__Exercise task__:
Retype all material exactly. Pictures stay out of the copy.
***** Input data *****
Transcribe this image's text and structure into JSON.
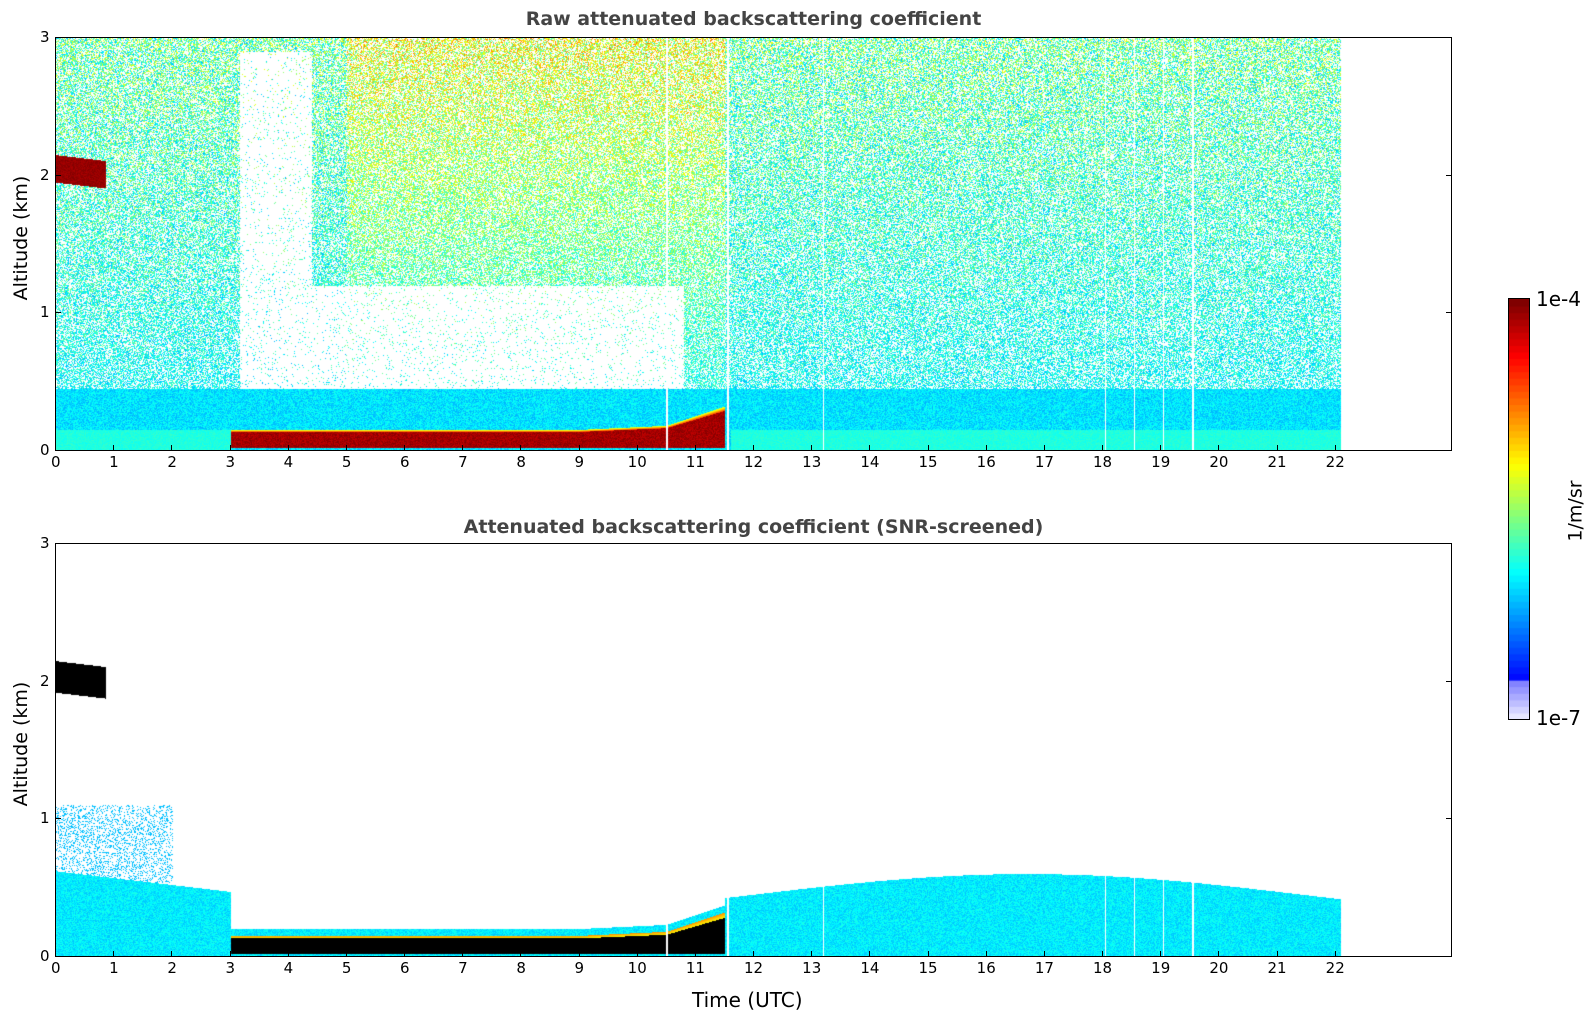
{
  "chart_data": [
    {
      "type": "heatmap",
      "title": "Raw attenuated backscattering coefficient",
      "xlabel": "",
      "ylabel": "Altitude (km)",
      "xlim": [
        0,
        24
      ],
      "ylim": [
        0,
        3
      ],
      "x_ticks": [
        "0",
        "1",
        "2",
        "3",
        "4",
        "5",
        "6",
        "7",
        "8",
        "9",
        "10",
        "11",
        "12",
        "13",
        "14",
        "15",
        "16",
        "17",
        "18",
        "19",
        "20",
        "21",
        "22"
      ],
      "y_ticks": [
        "0",
        "1",
        "2",
        "3"
      ],
      "data_end_time": 22.1,
      "features": [
        {
          "name": "elevated cloud layer",
          "time_start": 0.0,
          "time_end": 0.85,
          "alt_bottom": 1.95,
          "alt_top": 2.15,
          "level": "high"
        },
        {
          "name": "low cloud/fog layer",
          "time_start": 3.0,
          "time_end": 11.5,
          "alt_bottom": 0.02,
          "alt_top": 0.2,
          "level": "high"
        },
        {
          "name": "boundary layer aerosol",
          "time_start": 0.0,
          "time_end": 22.1,
          "alt_bottom": 0.0,
          "alt_top": 0.5,
          "level": "low"
        },
        {
          "name": "background noise",
          "time_start": 0.0,
          "time_end": 22.1,
          "alt_bottom": 0.5,
          "alt_top": 3.0,
          "level": "noise"
        }
      ],
      "gap_times": [
        10.5,
        11.55,
        13.2,
        18.05,
        18.55,
        19.05,
        19.55
      ]
    },
    {
      "type": "heatmap",
      "title": "Attenuated backscattering coefficient (SNR-screened)",
      "xlabel": "Time (UTC)",
      "ylabel": "Altitude (km)",
      "xlim": [
        0,
        24
      ],
      "ylim": [
        0,
        3
      ],
      "x_ticks": [
        "0",
        "1",
        "2",
        "3",
        "4",
        "5",
        "6",
        "7",
        "8",
        "9",
        "10",
        "11",
        "12",
        "13",
        "14",
        "15",
        "16",
        "17",
        "18",
        "19",
        "20",
        "21",
        "22"
      ],
      "y_ticks": [
        "0",
        "1",
        "2",
        "3"
      ],
      "data_end_time": 22.1,
      "features": [
        {
          "name": "elevated cloud layer",
          "time_start": 0.0,
          "time_end": 0.85,
          "alt_bottom": 1.92,
          "alt_top": 2.15,
          "level": "saturated"
        },
        {
          "name": "low cloud/fog layer",
          "time_start": 3.0,
          "time_end": 11.5,
          "alt_bottom": 0.02,
          "alt_top": 0.2,
          "level": "saturated"
        },
        {
          "name": "boundary layer aerosol",
          "time_start": 0.0,
          "time_end": 22.1,
          "alt_bottom": 0.0,
          "alt_top": 0.65,
          "level": "low"
        }
      ],
      "gap_times": [
        10.5,
        11.55,
        13.2,
        18.05,
        18.55,
        19.05,
        19.55
      ]
    }
  ],
  "colorbar": {
    "max_label": "1e-4",
    "min_label": "1e-7",
    "unit_label": "1/m/sr",
    "colormap": "jet",
    "scale": "log",
    "range": [
      1e-07,
      0.0001
    ]
  },
  "colors": {
    "title": "#444444",
    "saturated": "#000000",
    "high": "#8b0000"
  }
}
*****
__Solved problem__:
Transcribe this image's text and structure into JSON.
{
  "chart_data": [
    {
      "type": "heatmap",
      "title": "Raw attenuated backscattering coefficient",
      "xlabel": "",
      "ylabel": "Altitude (km)",
      "xlim": [
        0,
        24
      ],
      "ylim": [
        0,
        3
      ],
      "x_ticks": [
        "0",
        "1",
        "2",
        "3",
        "4",
        "5",
        "6",
        "7",
        "8",
        "9",
        "10",
        "11",
        "12",
        "13",
        "14",
        "15",
        "16",
        "17",
        "18",
        "19",
        "20",
        "21",
        "22"
      ],
      "y_ticks": [
        "0",
        "1",
        "2",
        "3"
      ],
      "data_end_time": 22.1,
      "features": [
        {
          "name": "elevated cloud layer",
          "time_start": 0.0,
          "time_end": 0.85,
          "alt_bottom": 1.95,
          "alt_top": 2.15,
          "level": "high"
        },
        {
          "name": "low cloud/fog layer",
          "time_start": 3.0,
          "time_end": 11.5,
          "alt_bottom": 0.02,
          "alt_top": 0.2,
          "level": "high"
        },
        {
          "name": "boundary layer aerosol",
          "time_start": 0.0,
          "time_end": 22.1,
          "alt_bottom": 0.0,
          "alt_top": 0.5,
          "level": "low"
        },
        {
          "name": "background noise",
          "time_start": 0.0,
          "time_end": 22.1,
          "alt_bottom": 0.5,
          "alt_top": 3.0,
          "level": "noise"
        }
      ],
      "gap_times": [
        10.5,
        11.55,
        13.2,
        18.05,
        18.55,
        19.05,
        19.55
      ]
    },
    {
      "type": "heatmap",
      "title": "Attenuated backscattering coefficient (SNR-screened)",
      "xlabel": "Time (UTC)",
      "ylabel": "Altitude (km)",
      "xlim": [
        0,
        24
      ],
      "ylim": [
        0,
        3
      ],
      "x_ticks": [
        "0",
        "1",
        "2",
        "3",
        "4",
        "5",
        "6",
        "7",
        "8",
        "9",
        "10",
        "11",
        "12",
        "13",
        "14",
        "15",
        "16",
        "17",
        "18",
        "19",
        "20",
        "21",
        "22"
      ],
      "y_ticks": [
        "0",
        "1",
        "2",
        "3"
      ],
      "data_end_time": 22.1,
      "features": [
        {
          "name": "elevated cloud layer",
          "time_start": 0.0,
          "time_end": 0.85,
          "alt_bottom": 1.92,
          "alt_top": 2.15,
          "level": "saturated"
        },
        {
          "name": "low cloud/fog layer",
          "time_start": 3.0,
          "time_end": 11.5,
          "alt_bottom": 0.02,
          "alt_top": 0.2,
          "level": "saturated"
        },
        {
          "name": "boundary layer aerosol",
          "time_start": 0.0,
          "time_end": 22.1,
          "alt_bottom": 0.0,
          "alt_top": 0.65,
          "level": "low"
        }
      ],
      "gap_times": [
        10.5,
        11.55,
        13.2,
        18.05,
        18.55,
        19.05,
        19.55
      ]
    }
  ],
  "colorbar": {
    "max_label": "1e-4",
    "min_label": "1e-7",
    "unit_label": "1/m/sr",
    "colormap": "jet",
    "scale": "log",
    "range": [
      1e-07,
      0.0001
    ]
  },
  "colors": {
    "title": "#444444",
    "saturated": "#000000",
    "high": "#8b0000"
  }
}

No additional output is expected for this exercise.